╭─ INFORMATION SHOWN
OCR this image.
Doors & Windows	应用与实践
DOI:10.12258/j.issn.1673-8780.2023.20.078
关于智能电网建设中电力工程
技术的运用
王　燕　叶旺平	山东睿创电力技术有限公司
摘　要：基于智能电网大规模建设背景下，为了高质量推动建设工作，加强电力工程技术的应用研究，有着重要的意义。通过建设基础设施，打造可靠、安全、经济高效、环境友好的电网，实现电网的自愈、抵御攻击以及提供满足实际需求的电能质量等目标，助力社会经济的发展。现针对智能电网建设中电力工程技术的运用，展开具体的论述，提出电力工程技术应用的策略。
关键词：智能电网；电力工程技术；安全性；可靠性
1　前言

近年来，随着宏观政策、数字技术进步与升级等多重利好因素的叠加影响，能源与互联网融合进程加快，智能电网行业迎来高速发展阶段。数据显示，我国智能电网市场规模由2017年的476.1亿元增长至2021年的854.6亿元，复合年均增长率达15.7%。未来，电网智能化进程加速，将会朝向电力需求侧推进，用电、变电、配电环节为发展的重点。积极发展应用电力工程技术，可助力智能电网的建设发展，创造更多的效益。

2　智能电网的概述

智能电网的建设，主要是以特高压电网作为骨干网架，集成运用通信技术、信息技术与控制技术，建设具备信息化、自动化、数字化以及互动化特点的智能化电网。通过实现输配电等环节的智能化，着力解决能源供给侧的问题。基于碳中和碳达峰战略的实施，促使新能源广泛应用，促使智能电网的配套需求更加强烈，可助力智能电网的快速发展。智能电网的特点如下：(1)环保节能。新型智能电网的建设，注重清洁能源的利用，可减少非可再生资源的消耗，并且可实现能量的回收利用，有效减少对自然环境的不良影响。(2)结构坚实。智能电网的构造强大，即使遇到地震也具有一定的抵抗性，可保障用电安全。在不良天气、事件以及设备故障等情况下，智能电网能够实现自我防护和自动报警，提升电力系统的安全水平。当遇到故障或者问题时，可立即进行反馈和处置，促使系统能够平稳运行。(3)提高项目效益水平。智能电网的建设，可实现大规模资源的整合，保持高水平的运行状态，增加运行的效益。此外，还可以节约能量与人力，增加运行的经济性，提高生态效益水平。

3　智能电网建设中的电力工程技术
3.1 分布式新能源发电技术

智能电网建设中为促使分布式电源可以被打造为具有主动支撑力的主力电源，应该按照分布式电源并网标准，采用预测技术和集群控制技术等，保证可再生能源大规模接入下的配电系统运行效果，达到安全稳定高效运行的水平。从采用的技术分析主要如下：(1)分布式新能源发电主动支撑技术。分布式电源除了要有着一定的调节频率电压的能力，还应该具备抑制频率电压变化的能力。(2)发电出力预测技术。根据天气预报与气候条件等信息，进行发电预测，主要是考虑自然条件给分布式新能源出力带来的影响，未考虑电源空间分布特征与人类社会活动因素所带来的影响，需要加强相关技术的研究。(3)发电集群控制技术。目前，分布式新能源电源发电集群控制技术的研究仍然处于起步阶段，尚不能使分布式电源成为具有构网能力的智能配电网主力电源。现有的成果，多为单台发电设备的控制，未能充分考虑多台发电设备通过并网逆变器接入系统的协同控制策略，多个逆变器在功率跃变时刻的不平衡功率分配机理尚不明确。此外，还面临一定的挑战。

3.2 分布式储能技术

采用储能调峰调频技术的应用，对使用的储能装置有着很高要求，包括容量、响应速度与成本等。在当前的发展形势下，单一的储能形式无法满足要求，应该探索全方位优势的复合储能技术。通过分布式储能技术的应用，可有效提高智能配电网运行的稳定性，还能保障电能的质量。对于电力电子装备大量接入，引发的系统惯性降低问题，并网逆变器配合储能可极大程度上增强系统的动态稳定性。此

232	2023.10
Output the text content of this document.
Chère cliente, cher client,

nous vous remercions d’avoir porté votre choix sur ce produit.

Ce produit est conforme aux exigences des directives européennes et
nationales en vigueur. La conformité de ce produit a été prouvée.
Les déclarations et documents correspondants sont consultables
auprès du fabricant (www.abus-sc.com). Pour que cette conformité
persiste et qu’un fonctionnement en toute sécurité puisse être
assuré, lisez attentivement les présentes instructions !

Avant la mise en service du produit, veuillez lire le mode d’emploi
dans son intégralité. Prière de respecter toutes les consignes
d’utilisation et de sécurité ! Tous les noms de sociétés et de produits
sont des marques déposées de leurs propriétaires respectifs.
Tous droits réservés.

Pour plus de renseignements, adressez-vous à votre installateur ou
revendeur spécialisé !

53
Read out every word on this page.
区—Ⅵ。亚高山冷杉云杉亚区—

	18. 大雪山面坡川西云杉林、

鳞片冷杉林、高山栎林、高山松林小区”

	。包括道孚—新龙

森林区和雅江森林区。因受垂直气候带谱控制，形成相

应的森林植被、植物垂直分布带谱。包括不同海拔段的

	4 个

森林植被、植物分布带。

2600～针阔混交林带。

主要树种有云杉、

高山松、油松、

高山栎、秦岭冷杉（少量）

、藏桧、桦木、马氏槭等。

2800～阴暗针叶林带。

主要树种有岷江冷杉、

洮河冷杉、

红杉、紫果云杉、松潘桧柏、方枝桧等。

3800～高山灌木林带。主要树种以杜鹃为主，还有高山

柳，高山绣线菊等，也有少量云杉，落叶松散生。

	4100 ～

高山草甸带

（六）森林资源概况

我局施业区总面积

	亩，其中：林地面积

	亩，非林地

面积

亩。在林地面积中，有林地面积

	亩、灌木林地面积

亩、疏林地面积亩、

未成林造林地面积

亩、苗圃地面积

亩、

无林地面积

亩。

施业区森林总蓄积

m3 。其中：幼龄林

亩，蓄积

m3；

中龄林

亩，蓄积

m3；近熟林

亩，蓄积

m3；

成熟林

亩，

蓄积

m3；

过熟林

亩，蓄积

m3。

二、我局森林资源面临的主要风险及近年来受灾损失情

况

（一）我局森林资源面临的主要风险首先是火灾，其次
╰─
• INSTRUCTIONS FOR THE TASK:
Copy out each record from above, exactly.

• RESPONSE TO THIS EXERCISE:
OCR this image.
Doors & Windows	应用与实践
DOI:10.12258/j.issn.1673-8780.2023.20.078
关于智能电网建设中电力工程
技术的运用
王　燕　叶旺平	山东睿创电力技术有限公司
摘　要：基于智能电网大规模建设背景下，为了高质量推动建设工作，加强电力工程技术的应用研究，有着重要的意义。通过建设基础设施，打造可靠、安全、经济高效、环境友好的电网，实现电网的自愈、抵御攻击以及提供满足实际需求的电能质量等目标，助力社会经济的发展。现针对智能电网建设中电力工程技术的运用，展开具体的论述，提出电力工程技术应用的策略。
关键词：智能电网；电力工程技术；安全性；可靠性
1　前言

近年来，随着宏观政策、数字技术进步与升级等多重利好因素的叠加影响，能源与互联网融合进程加快，智能电网行业迎来高速发展阶段。数据显示，我国智能电网市场规模由2017年的476.1亿元增长至2021年的854.6亿元，复合年均增长率达15.7%。未来，电网智能化进程加速，将会朝向电力需求侧推进，用电、变电、配电环节为发展的重点。积极发展应用电力工程技术，可助力智能电网的建设发展，创造更多的效益。

2　智能电网的概述

智能电网的建设，主要是以特高压电网作为骨干网架，集成运用通信技术、信息技术与控制技术，建设具备信息化、自动化、数字化以及互动化特点的智能化电网。通过实现输配电等环节的智能化，着力解决能源供给侧的问题。基于碳中和碳达峰战略的实施，促使新能源广泛应用，促使智能电网的配套需求更加强烈，可助力智能电网的快速发展。智能电网的特点如下：(1)环保节能。新型智能电网的建设，注重清洁能源的利用，可减少非可再生资源的消耗，并且可实现能量的回收利用，有效减少对自然环境的不良影响。(2)结构坚实。智能电网的构造强大，即使遇到地震也具有一定的抵抗性，可保障用电安全。在不良天气、事件以及设备故障等情况下，智能电网能够实现自我防护和自动报警，提升电力系统的安全水平。当遇到故障或者问题时，可立即进行反馈和处置，促使系统能够平稳运行。(3)提高项目效益水平。智能电网的建设，可实现大规模资源的整合，保持高水平的运行状态，增加运行的效益。此外，还可以节约能量与人力，增加运行的经济性，提高生态效益水平。

3　智能电网建设中的电力工程技术
3.1 分布式新能源发电技术

智能电网建设中为促使分布式电源可以被打造为具有主动支撑力的主力电源，应该按照分布式电源并网标准，采用预测技术和集群控制技术等，保证可再生能源大规模接入下的配电系统运行效果，达到安全稳定高效运行的水平。从采用的技术分析主要如下：(1)分布式新能源发电主动支撑技术。分布式电源除了要有着一定的调节频率电压的能力，还应该具备抑制频率电压变化的能力。(2)发电出力预测技术。根据天气预报与气候条件等信息，进行发电预测，主要是考虑自然条件给分布式新能源出力带来的影响，未考虑电源空间分布特征与人类社会活动因素所带来的影响，需要加强相关技术的研究。(3)发电集群控制技术。目前，分布式新能源电源发电集群控制技术的研究仍然处于起步阶段，尚不能使分布式电源成为具有构网能力的智能配电网主力电源。现有的成果，多为单台发电设备的控制，未能充分考虑多台发电设备通过并网逆变器接入系统的协同控制策略，多个逆变器在功率跃变时刻的不平衡功率分配机理尚不明确。此外，还面临一定的挑战。

3.2 分布式储能技术

采用储能调峰调频技术的应用，对使用的储能装置有着很高要求，包括容量、响应速度与成本等。在当前的发展形势下，单一的储能形式无法满足要求，应该探索全方位优势的复合储能技术。通过分布式储能技术的应用，可有效提高智能配电网运行的稳定性，还能保障电能的质量。对于电力电子装备大量接入，引发的系统惯性降低问题，并网逆变器配合储能可极大程度上增强系统的动态稳定性。此

232	2023.10
Output the text content of this document.
Chère cliente, cher client,

nous vous remercions d’avoir porté votre choix sur ce produit.

Ce produit est conforme aux exigences des directives européennes et
nationales en vigueur. La conformité de ce produit a été prouvée.
Les déclarations et documents correspondants sont consultables
auprès du fabricant (www.abus-sc.com). Pour que cette conformité
persiste et qu’un fonctionnement en toute sécurité puisse être
assuré, lisez attentivement les présentes instructions !

Avant la mise en service du produit, veuillez lire le mode d’emploi
dans son intégralité. Prière de respecter toutes les consignes
d’utilisation et de sécurité ! Tous les noms de sociétés et de produits
sont des marques déposées de leurs propriétaires respectifs.
Tous droits réservés.

Pour plus de renseignements, adressez-vous à votre installateur ou
revendeur spécialisé !

53
Read out every word on this page.
区—Ⅵ。亚高山冷杉云杉亚区—

	18. 大雪山面坡川西云杉林、

鳞片冷杉林、高山栎林、高山松林小区”

	。包括道孚—新龙

森林区和雅江森林区。因受垂直气候带谱控制，形成相

应的森林植被、植物垂直分布带谱。包括不同海拔段的

	4 个

森林植被、植物分布带。

2600～针阔混交林带。

主要树种有云杉、

高山松、油松、

高山栎、秦岭冷杉（少量）

、藏桧、桦木、马氏槭等。

2800～阴暗针叶林带。

主要树种有岷江冷杉、

洮河冷杉、

红杉、紫果云杉、松潘桧柏、方枝桧等。

3800～高山灌木林带。主要树种以杜鹃为主，还有高山

柳，高山绣线菊等，也有少量云杉，落叶松散生。

	4100 ～

高山草甸带

（六）森林资源概况

我局施业区总面积

	亩，其中：林地面积

	亩，非林地

面积

亩。在林地面积中，有林地面积

	亩、灌木林地面积

亩、疏林地面积亩、

未成林造林地面积

亩、苗圃地面积

亩、

无林地面积

亩。

施业区森林总蓄积

m3 。其中：幼龄林

亩，蓄积

m3；

中龄林

亩，蓄积

m3；近熟林

亩，蓄积

m3；

成熟林

亩，

蓄积

m3；

过熟林

亩，蓄积

m3。

二、我局森林资源面临的主要风险及近年来受灾损失情

况

（一）我局森林资源面临的主要风险首先是火灾，其次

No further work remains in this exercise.